What to work on → All the data should be repeated exactly. Any image in it is left out.
━━━━━━━━
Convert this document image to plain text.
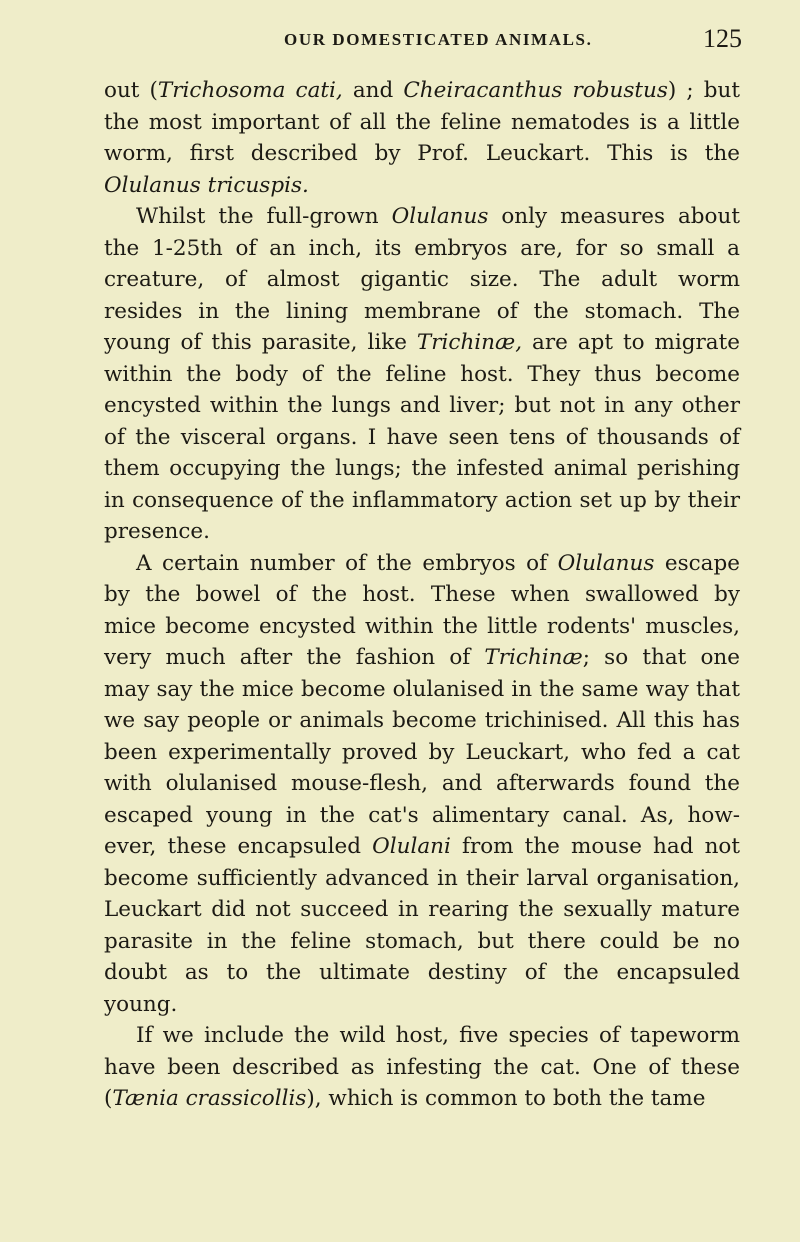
OUR DOMESTICATED ANIMALS.	125
out (Trichosoma cati, and Cheiracanthus robustus) ; but
the most important of all the feline nematodes is a little
worm, first described by Prof. Leuckart. This is the
Olulanus tricuspis.
Whilst the full-grown Olulanus only measures about
the 1-25th of an inch, its embryos are, for so small a
creature, of almost gigantic size. The adult worm
resides in the lining membrane of the stomach. The
young of this parasite, like Trichinæ, are apt to migrate
within the body of the feline host. They thus become
encysted within the lungs and liver; but not in any other
of the visceral organs. I have seen tens of thousands of
them occupying the lungs; the infested animal perishing
in consequence of the inflammatory action set up by their
presence.
A certain number of the embryos of Olulanus escape
by the bowel of the host. These when swallowed by
mice become encysted within the little rodents' muscles,
very much after the fashion of Trichinæ; so that one
may say the mice become olulanised in the same way that
we say people or animals become trichinised. All this has
been experimentally proved by Leuckart, who fed a cat
with olulanised mouse-flesh, and afterwards found the
escaped young in the cat's alimentary canal. As, how-
ever, these encapsuled Olulani from the mouse had not
become sufficiently advanced in their larval organisation,
Leuckart did not succeed in rearing the sexually mature
parasite in the feline stomach, but there could be no
doubt as to the ultimate destiny of the encapsuled
young.
If we include the wild host, five species of tapeworm
have been described as infesting the cat. One of these
(Tænia crassicollis), which is common to both the tame
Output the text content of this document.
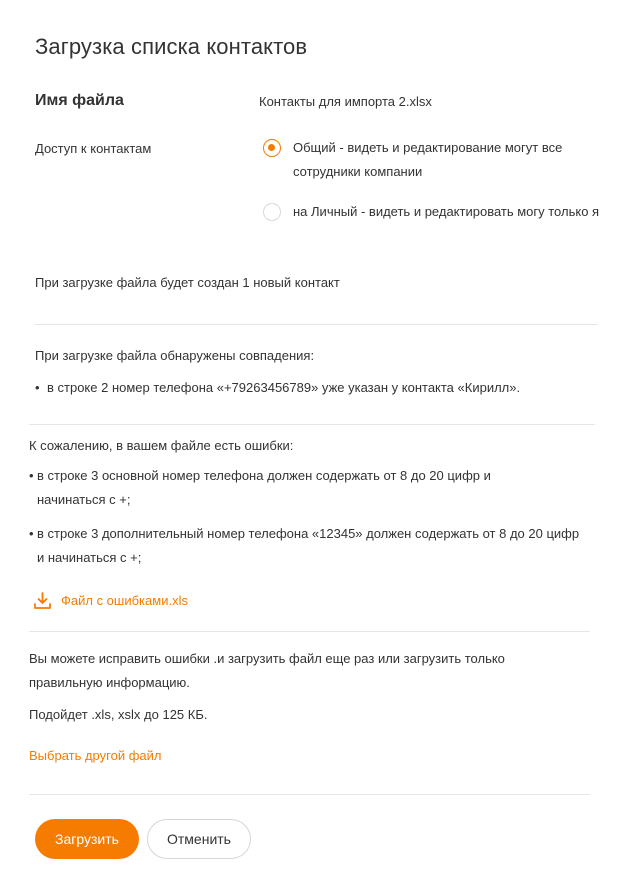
Загрузка списка контактов
Имя файла	Контакты для импорта 2.xlsx
Доступ к контактам	Общий - видеть и редактирование могут все сотрудники компании
на Личный - видеть и редактировать могу только я
При загрузке файла будет создан 1 новый контакт
При загрузке файла обнаружены совпадения:
• в строке 2 номер телефона «+79263456789» уже указан у контакта «Кирилл».
К сожалению, в вашем файле есть ошибки:
• в строке 3 основной номер телефона должен содержать от 8 до 20 цифр и начинаться с +;
• в строке 3 дополнительный номер телефона «12345» должен содержать от 8 до 20 цифр и начинаться с +;
Файл с ошибками.xls
Вы можете исправить ошибки .и загрузить файл еще раз или загрузить только правильную информацию.
Подойдет .xls, xslx до 125 КБ.
Выбрать другой файл
Загрузить	Отменить
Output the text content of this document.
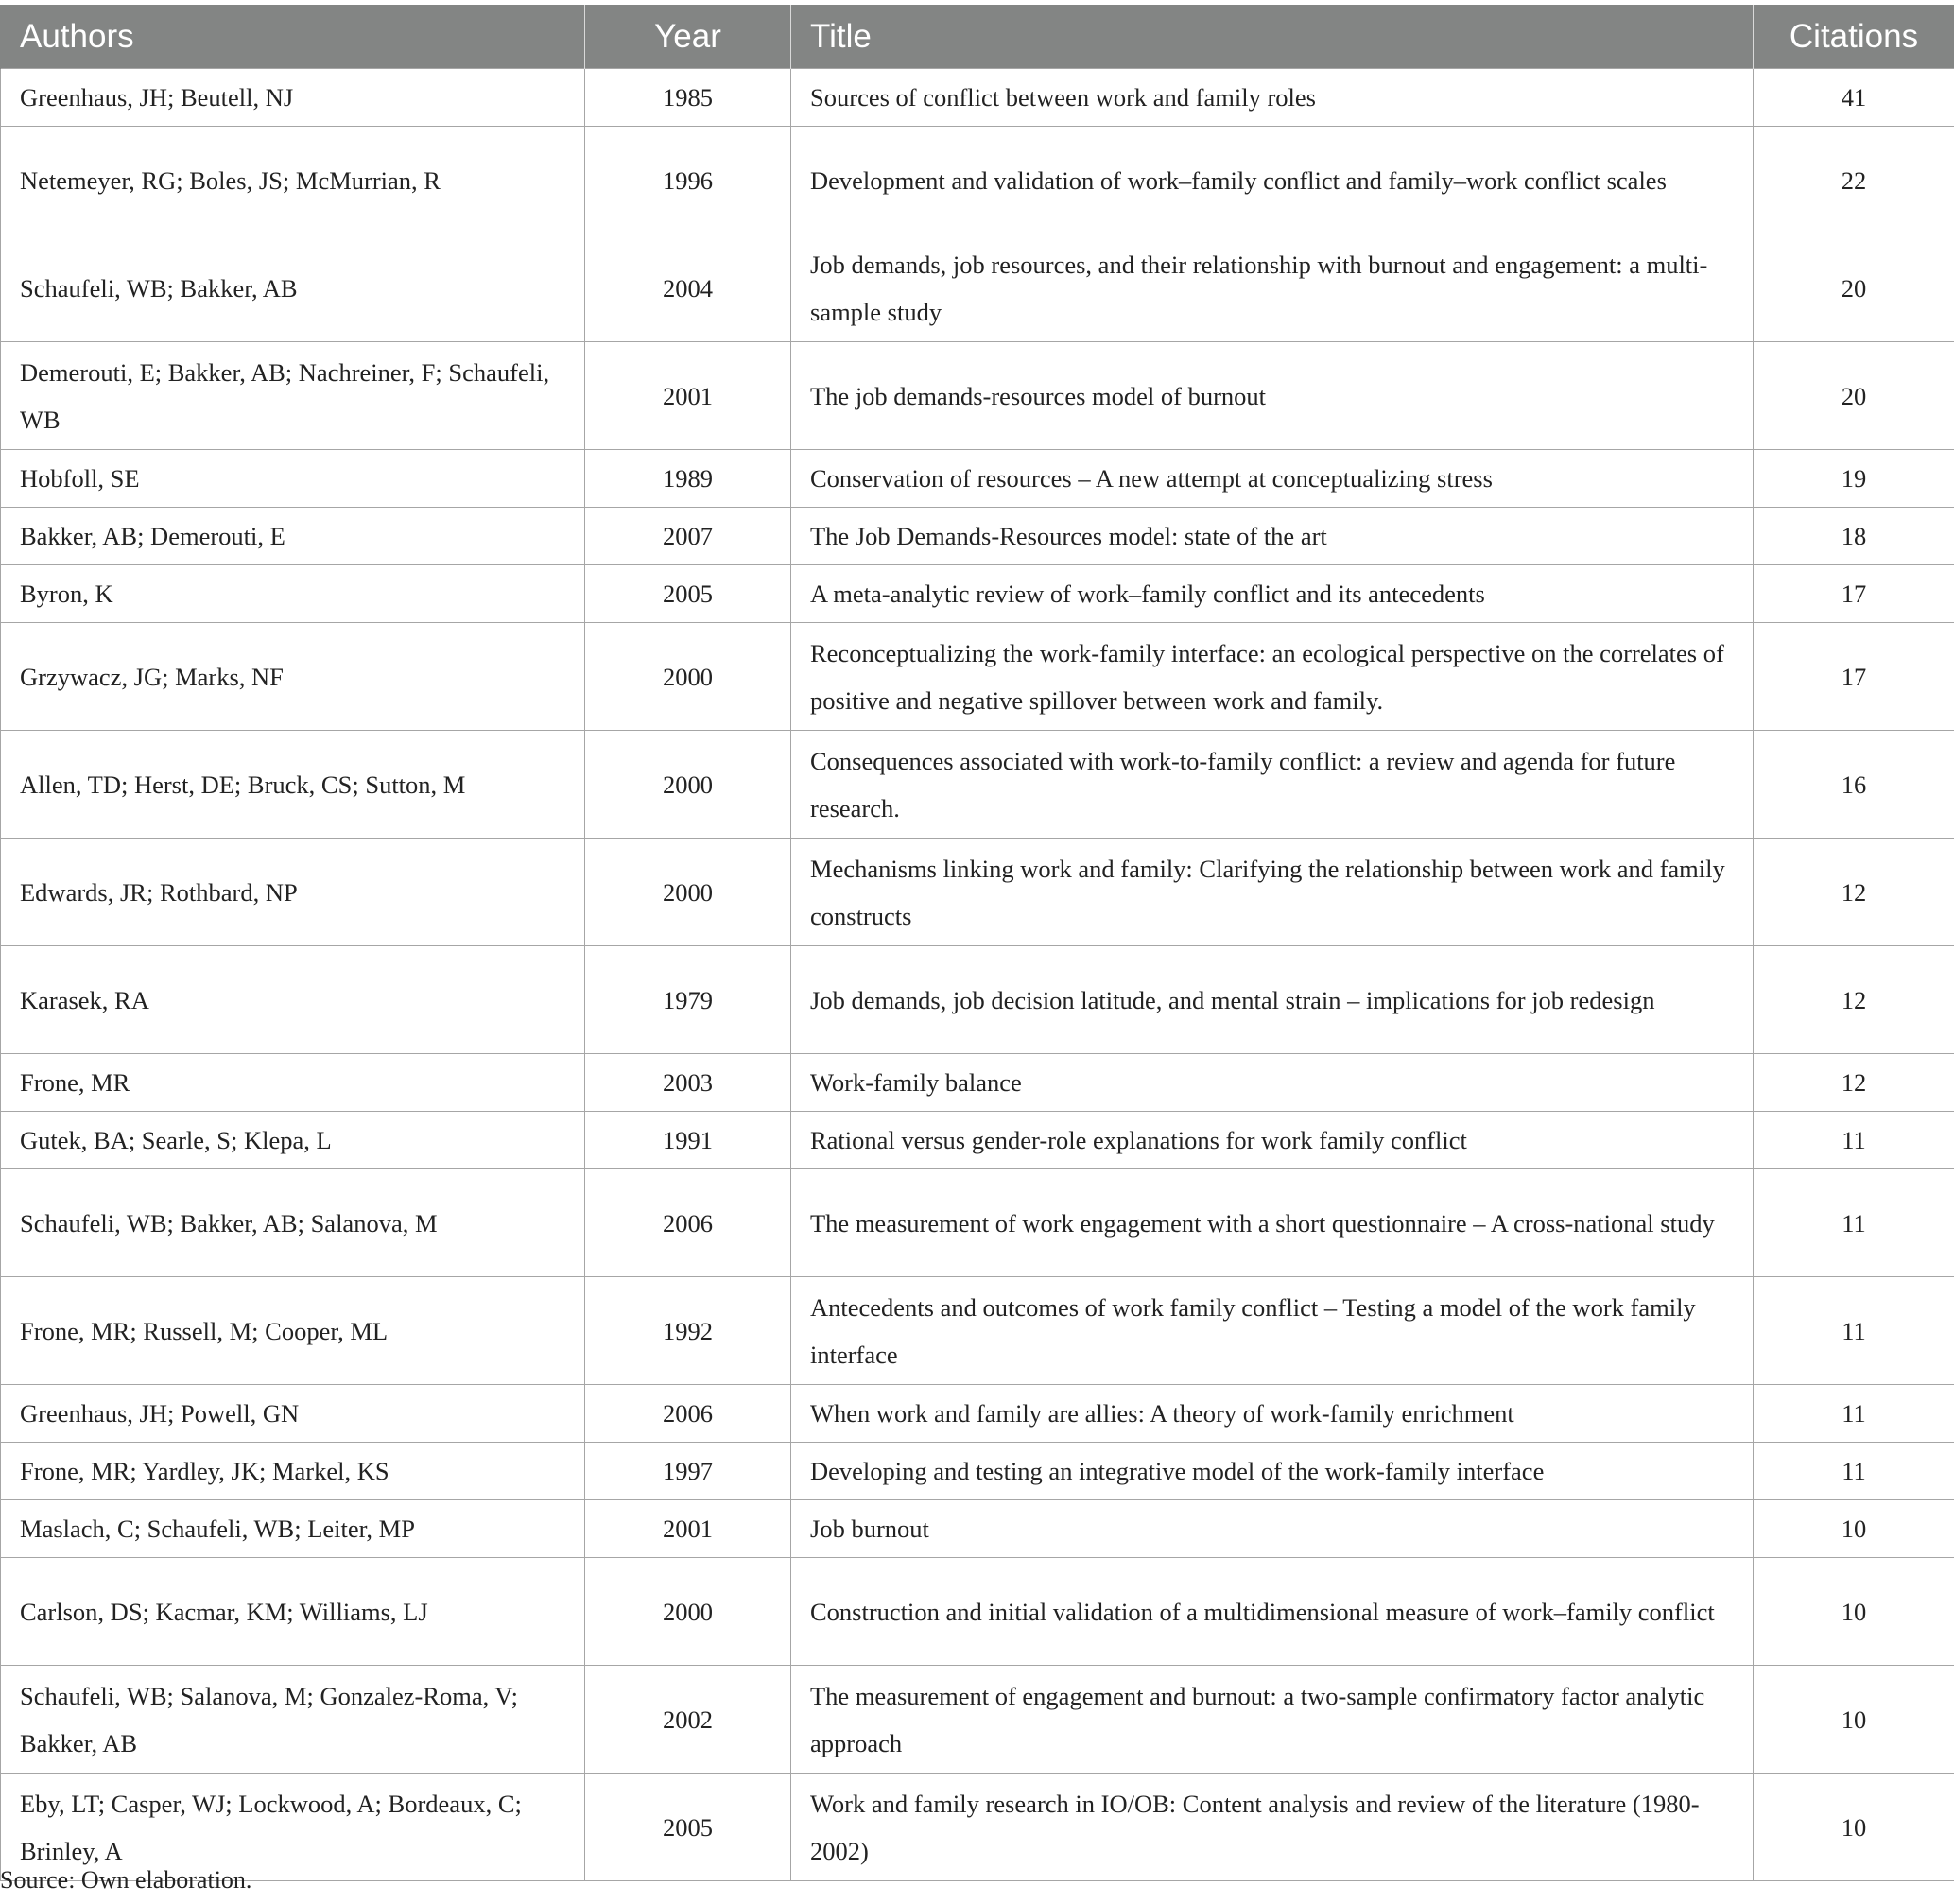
Authors	Year	Title	Citations
Greenhaus, JH; Beutell, NJ	1985	Sources of conflict between work and family roles	41
Netemeyer, RG; Boles, JS; McMurrian, R	1996	Development and validation of work–family conflict and family–work conflict scales	22
Schaufeli, WB; Bakker, AB	2004	Job demands, job resources, and their relationship with burnout and engagement: a multi-sample study	20
Demerouti, E; Bakker, AB; Nachreiner, F; Schaufeli, WB	2001	The job demands-resources model of burnout	20
Hobfoll, SE	1989	Conservation of resources – A new attempt at conceptualizing stress	19
Bakker, AB; Demerouti, E	2007	The Job Demands-Resources model: state of the art	18
Byron, K	2005	A meta-analytic review of work–family conflict and its antecedents	17
Grzywacz, JG; Marks, NF	2000	Reconceptualizing the work-family interface: an ecological perspective on the correlates of positive and negative spillover between work and family.	17
Allen, TD; Herst, DE; Bruck, CS; Sutton, M	2000	Consequences associated with work-to-family conflict: a review and agenda for future research.	16
Edwards, JR; Rothbard, NP	2000	Mechanisms linking work and family: Clarifying the relationship between work and family constructs	12
Karasek, RA	1979	Job demands, job decision latitude, and mental strain – implications for job redesign	12
Frone, MR	2003	Work-family balance	12
Gutek, BA; Searle, S; Klepa, L	1991	Rational versus gender-role explanations for work family conflict	11
Schaufeli, WB; Bakker, AB; Salanova, M	2006	The measurement of work engagement with a short questionnaire – A cross-national study	11
Frone, MR; Russell, M; Cooper, ML	1992	Antecedents and outcomes of work family conflict – Testing a model of the work family interface	11
Greenhaus, JH; Powell, GN	2006	When work and family are allies: A theory of work-family enrichment	11
Frone, MR; Yardley, JK; Markel, KS	1997	Developing and testing an integrative model of the work-family interface	11
Maslach, C; Schaufeli, WB; Leiter, MP	2001	Job burnout	10
Carlson, DS; Kacmar, KM; Williams, LJ	2000	Construction and initial validation of a multidimensional measure of work–family conflict	10
Schaufeli, WB; Salanova, M; Gonzalez-Roma, V; Bakker, AB	2002	The measurement of engagement and burnout: a two-sample confirmatory factor analytic approach	10
Eby, LT; Casper, WJ; Lockwood, A; Bordeaux, C; Brinley, A	2005	Work and family research in IO/OB: Content analysis and review of the literature (1980-2002)	10
Source: Own elaboration.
━━━━━━━━
Correct response →
Convert this document image to plain text.
OUR DOMESTICATED ANIMALS.	125
out (Trichosoma cati, and Cheiracanthus robustus) ; but
the most important of all the feline nematodes is a little
worm, first described by Prof. Leuckart. This is the
Olulanus tricuspis.
Whilst the full-grown Olulanus only measures about
the 1-25th of an inch, its embryos are, for so small a
creature, of almost gigantic size. The adult worm
resides in the lining membrane of the stomach. The
young of this parasite, like Trichinæ, are apt to migrate
within the body of the feline host. They thus become
encysted within the lungs and liver; but not in any other
of the visceral organs. I have seen tens of thousands of
them occupying the lungs; the infested animal perishing
in consequence of the inflammatory action set up by their
presence.
A certain number of the embryos of Olulanus escape
by the bowel of the host. These when swallowed by
mice become encysted within the little rodents' muscles,
very much after the fashion of Trichinæ; so that one
may say the mice become olulanised in the same way that
we say people or animals become trichinised. All this has
been experimentally proved by Leuckart, who fed a cat
with olulanised mouse-flesh, and afterwards found the
escaped young in the cat's alimentary canal. As, how-
ever, these encapsuled Olulani from the mouse had not
become sufficiently advanced in their larval organisation,
Leuckart did not succeed in rearing the sexually mature
parasite in the feline stomach, but there could be no
doubt as to the ultimate destiny of the encapsuled
young.
If we include the wild host, five species of tapeworm
have been described as infesting the cat. One of these
(Tænia crassicollis), which is common to both the tame
Output the text content of this document.
Загрузка списка контактов
Имя файла	Контакты для импорта 2.xlsx
Доступ к контактам	Общий - видеть и редактирование могут все сотрудники компании
на Личный - видеть и редактировать могу только я
При загрузке файла будет создан 1 новый контакт
При загрузке файла обнаружены совпадения:
• в строке 2 номер телефона «+79263456789» уже указан у контакта «Кирилл».
К сожалению, в вашем файле есть ошибки:
• в строке 3 основной номер телефона должен содержать от 8 до 20 цифр и начинаться с +;
• в строке 3 дополнительный номер телефона «12345» должен содержать от 8 до 20 цифр и начинаться с +;
Файл с ошибками.xls
Вы можете исправить ошибки .и загрузить файл еще раз или загрузить только правильную информацию.
Подойдет .xls, xslx до 125 КБ.
Выбрать другой файл
Загрузить	Отменить
Output the text content of this document.
Authors	Year	Title	Citations
Greenhaus, JH; Beutell, NJ	1985	Sources of conflict between work and family roles	41
Netemeyer, RG; Boles, JS; McMurrian, R	1996	Development and validation of work–family conflict and family–work conflict scales	22
Schaufeli, WB; Bakker, AB	2004	Job demands, job resources, and their relationship with burnout and engagement: a multi-sample study	20
Demerouti, E; Bakker, AB; Nachreiner, F; Schaufeli, WB	2001	The job demands-resources model of burnout	20
Hobfoll, SE	1989	Conservation of resources – A new attempt at conceptualizing stress	19
Bakker, AB; Demerouti, E	2007	The Job Demands-Resources model: state of the art	18
Byron, K	2005	A meta-analytic review of work–family conflict and its antecedents	17
Grzywacz, JG; Marks, NF	2000	Reconceptualizing the work-family interface: an ecological perspective on the correlates of positive and negative spillover between work and family.	17
Allen, TD; Herst, DE; Bruck, CS; Sutton, M	2000	Consequences associated with work-to-family conflict: a review and agenda for future research.	16
Edwards, JR; Rothbard, NP	2000	Mechanisms linking work and family: Clarifying the relationship between work and family constructs	12
Karasek, RA	1979	Job demands, job decision latitude, and mental strain – implications for job redesign	12
Frone, MR	2003	Work-family balance	12
Gutek, BA; Searle, S; Klepa, L	1991	Rational versus gender-role explanations for work family conflict	11
Schaufeli, WB; Bakker, AB; Salanova, M	2006	The measurement of work engagement with a short questionnaire – A cross-national study	11
Frone, MR; Russell, M; Cooper, ML	1992	Antecedents and outcomes of work family conflict – Testing a model of the work family interface	11
Greenhaus, JH; Powell, GN	2006	When work and family are allies: A theory of work-family enrichment	11
Frone, MR; Yardley, JK; Markel, KS	1997	Developing and testing an integrative model of the work-family interface	11
Maslach, C; Schaufeli, WB; Leiter, MP	2001	Job burnout	10
Carlson, DS; Kacmar, KM; Williams, LJ	2000	Construction and initial validation of a multidimensional measure of work–family conflict	10
Schaufeli, WB; Salanova, M; Gonzalez-Roma, V; Bakker, AB	2002	The measurement of engagement and burnout: a two-sample confirmatory factor analytic approach	10
Eby, LT; Casper, WJ; Lockwood, A; Bordeaux, C; Brinley, A	2005	Work and family research in IO/OB: Content analysis and review of the literature (1980-2002)	10
Source: Own elaboration.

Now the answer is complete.